--- Material provided ---
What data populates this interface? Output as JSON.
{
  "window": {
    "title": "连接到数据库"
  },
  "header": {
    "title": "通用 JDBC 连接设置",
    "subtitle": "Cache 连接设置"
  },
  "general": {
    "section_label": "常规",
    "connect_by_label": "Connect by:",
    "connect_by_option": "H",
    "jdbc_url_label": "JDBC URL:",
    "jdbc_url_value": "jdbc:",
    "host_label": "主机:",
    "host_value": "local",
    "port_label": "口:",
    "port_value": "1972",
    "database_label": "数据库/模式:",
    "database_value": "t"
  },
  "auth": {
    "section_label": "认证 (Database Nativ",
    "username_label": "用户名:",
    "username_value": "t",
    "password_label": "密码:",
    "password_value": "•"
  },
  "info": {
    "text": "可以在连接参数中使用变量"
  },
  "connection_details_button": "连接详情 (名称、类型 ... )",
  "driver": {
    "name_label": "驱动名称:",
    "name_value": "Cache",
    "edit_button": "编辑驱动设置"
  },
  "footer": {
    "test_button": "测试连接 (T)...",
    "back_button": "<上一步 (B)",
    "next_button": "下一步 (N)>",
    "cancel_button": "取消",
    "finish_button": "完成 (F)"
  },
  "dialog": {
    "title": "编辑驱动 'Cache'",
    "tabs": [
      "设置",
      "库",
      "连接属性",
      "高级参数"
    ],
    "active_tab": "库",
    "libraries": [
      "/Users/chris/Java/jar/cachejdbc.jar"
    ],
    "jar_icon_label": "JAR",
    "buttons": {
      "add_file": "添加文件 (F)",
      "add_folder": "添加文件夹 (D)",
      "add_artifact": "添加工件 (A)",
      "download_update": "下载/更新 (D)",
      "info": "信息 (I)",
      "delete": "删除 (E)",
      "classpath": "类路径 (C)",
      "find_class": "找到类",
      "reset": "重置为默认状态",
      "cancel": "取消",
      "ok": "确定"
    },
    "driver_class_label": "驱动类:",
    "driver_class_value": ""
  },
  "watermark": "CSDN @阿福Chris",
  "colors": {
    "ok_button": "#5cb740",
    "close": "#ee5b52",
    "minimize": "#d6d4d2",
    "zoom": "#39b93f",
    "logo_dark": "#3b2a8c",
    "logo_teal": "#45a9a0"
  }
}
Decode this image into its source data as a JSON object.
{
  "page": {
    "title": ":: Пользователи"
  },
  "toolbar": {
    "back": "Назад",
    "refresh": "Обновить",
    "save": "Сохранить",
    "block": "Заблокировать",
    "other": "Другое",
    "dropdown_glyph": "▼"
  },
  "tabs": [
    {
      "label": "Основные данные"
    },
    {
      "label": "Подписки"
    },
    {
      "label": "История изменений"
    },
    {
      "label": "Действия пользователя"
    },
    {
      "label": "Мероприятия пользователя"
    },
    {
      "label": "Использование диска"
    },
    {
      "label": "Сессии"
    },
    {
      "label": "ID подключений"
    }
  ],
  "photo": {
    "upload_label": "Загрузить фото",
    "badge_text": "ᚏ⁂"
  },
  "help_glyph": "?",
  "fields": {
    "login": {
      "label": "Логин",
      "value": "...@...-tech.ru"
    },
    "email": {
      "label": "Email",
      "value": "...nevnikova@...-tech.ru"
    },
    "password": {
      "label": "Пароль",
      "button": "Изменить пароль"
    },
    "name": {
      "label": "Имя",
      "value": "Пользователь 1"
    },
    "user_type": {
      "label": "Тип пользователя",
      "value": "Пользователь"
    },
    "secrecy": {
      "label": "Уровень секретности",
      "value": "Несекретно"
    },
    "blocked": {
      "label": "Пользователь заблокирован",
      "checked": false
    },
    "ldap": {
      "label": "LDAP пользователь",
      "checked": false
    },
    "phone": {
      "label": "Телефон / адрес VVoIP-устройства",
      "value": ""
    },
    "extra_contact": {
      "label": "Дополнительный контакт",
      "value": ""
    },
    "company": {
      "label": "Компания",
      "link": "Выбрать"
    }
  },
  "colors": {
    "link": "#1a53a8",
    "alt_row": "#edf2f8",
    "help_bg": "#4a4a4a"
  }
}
---
◆ **Problem statement**
Quote only the lines from the line containing "Decode this image" through the end of the entries, keeping the first and the last.

◆ **Exercise solution**
Decode this image into its source data as a JSON object.
{
  "page": {
    "title": ":: Пользователи"
  },
  "toolbar": {
    "back": "Назад",
    "refresh": "Обновить",
    "save": "Сохранить",
    "block": "Заблокировать",
    "other": "Другое",
    "dropdown_glyph": "▼"
  },
  "tabs": [
    {
      "label": "Основные данные"
    },
    {
      "label": "Подписки"
    },
    {
      "label": "История изменений"
    },
    {
      "label": "Действия пользователя"
    },
    {
      "label": "Мероприятия пользователя"
    },
    {
      "label": "Использование диска"
    },
    {
      "label": "Сессии"
    },
    {
      "label": "ID подключений"
    }
  ],
  "photo": {
    "upload_label": "Загрузить фото",
    "badge_text": "ᚏ⁂"
  },
  "help_glyph": "?",
  "fields": {
    "login": {
      "label": "Логин",
      "value": "...@...-tech.ru"
    },
    "email": {
      "label": "Email",
      "value": "...nevnikova@...-tech.ru"
    },
    "password": {
      "label": "Пароль",
      "button": "Изменить пароль"
    },
    "name": {
      "label": "Имя",
      "value": "Пользователь 1"
    },
    "user_type": {
      "label": "Тип пользователя",
      "value": "Пользователь"
    },
    "secrecy": {
      "label": "Уровень секретности",
      "value": "Несекретно"
    },
    "blocked": {
      "label": "Пользователь заблокирован",
      "checked": false
    },
    "ldap": {
      "label": "LDAP пользователь",
      "checked": false
    },
    "phone": {
      "label": "Телефон / адрес VVoIP-устройства",
      "value": ""
    },
    "extra_contact": {
      "label": "Дополнительный контакт",
      "value": ""
    },
    "company": {
      "label": "Компания",
      "link": "Выбрать"
    }
  },
  "colors": {
    "link": "#1a53a8",
    "alt_row": "#edf2f8",
    "help_bg": "#4a4a4a"
  }
}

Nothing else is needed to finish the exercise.